• Stored data:
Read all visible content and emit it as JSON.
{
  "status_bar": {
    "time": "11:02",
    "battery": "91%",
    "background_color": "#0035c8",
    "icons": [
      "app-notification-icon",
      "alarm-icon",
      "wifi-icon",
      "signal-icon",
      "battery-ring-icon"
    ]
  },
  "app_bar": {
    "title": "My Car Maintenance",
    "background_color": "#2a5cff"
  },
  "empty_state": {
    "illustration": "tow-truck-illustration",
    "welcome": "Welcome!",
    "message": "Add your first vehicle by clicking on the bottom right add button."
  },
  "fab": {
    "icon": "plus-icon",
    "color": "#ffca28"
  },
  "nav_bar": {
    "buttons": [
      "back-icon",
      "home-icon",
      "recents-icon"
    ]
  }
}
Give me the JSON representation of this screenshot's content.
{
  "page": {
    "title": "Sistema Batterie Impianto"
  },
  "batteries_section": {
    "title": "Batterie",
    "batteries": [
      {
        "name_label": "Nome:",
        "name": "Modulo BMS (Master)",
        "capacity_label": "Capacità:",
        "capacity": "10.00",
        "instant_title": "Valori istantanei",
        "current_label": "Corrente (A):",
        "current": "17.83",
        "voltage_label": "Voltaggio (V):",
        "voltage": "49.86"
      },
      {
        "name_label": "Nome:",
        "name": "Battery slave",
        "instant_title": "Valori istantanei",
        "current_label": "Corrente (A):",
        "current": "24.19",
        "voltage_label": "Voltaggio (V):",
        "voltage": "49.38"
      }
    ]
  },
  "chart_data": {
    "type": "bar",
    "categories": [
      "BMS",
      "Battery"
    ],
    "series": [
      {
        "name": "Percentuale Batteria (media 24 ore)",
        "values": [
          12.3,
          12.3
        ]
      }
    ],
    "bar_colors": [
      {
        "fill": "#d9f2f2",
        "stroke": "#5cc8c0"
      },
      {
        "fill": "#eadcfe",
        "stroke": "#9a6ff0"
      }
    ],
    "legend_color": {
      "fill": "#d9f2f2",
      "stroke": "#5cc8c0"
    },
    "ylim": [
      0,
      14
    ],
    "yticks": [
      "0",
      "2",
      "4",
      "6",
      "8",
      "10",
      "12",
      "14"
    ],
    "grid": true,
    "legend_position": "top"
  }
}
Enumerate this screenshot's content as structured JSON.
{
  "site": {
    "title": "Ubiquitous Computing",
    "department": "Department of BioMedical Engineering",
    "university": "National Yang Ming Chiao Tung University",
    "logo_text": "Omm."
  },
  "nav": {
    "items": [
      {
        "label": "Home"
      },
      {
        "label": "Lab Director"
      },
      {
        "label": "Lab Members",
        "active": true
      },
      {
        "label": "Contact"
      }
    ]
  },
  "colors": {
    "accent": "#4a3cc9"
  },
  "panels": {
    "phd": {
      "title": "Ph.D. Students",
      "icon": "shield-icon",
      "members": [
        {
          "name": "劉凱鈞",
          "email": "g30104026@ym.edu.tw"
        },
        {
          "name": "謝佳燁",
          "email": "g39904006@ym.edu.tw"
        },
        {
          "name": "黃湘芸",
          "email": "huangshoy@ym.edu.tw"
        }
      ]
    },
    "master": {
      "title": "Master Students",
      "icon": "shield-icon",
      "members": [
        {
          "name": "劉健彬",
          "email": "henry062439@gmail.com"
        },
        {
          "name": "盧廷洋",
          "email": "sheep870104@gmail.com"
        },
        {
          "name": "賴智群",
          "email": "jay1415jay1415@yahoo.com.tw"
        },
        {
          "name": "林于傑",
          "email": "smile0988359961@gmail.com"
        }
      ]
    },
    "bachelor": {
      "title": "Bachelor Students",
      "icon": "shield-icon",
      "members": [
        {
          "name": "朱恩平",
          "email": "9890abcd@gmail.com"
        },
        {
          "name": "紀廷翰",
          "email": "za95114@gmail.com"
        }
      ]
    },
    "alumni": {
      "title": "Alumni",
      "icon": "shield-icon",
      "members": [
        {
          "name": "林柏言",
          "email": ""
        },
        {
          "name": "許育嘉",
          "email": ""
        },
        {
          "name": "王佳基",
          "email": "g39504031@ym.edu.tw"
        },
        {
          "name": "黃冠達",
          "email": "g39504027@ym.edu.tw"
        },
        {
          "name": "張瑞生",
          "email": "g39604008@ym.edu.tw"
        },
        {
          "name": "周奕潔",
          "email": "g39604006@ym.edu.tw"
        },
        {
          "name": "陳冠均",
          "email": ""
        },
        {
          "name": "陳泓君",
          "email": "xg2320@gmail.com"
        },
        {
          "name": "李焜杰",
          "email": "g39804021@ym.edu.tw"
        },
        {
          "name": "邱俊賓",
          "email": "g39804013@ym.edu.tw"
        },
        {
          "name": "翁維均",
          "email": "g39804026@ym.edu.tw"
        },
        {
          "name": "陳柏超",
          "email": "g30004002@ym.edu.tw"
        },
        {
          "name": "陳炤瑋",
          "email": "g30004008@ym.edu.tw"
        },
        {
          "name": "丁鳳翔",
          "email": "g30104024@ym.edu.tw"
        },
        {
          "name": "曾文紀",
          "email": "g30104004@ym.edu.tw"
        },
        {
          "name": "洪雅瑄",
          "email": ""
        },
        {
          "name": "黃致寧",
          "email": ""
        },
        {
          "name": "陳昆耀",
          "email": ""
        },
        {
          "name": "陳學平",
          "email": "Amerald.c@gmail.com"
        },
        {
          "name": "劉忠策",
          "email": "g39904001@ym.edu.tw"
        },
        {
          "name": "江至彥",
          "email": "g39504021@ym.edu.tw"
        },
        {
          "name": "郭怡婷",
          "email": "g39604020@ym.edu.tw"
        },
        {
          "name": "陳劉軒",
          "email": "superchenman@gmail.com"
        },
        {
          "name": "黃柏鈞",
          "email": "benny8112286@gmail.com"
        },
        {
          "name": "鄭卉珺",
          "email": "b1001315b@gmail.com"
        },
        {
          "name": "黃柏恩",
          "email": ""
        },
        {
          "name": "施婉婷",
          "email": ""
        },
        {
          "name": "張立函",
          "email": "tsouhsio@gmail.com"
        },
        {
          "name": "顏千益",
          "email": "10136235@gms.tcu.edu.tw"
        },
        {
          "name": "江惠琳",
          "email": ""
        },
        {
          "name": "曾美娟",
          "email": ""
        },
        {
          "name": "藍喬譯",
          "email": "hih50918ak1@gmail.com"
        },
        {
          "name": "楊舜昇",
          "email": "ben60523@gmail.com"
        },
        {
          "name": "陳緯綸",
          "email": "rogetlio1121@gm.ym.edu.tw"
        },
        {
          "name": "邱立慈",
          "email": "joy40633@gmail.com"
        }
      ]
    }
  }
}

• What you should do: How many lines of the listing above include the word "this"? State the number and nothing else.

• Written solution: 2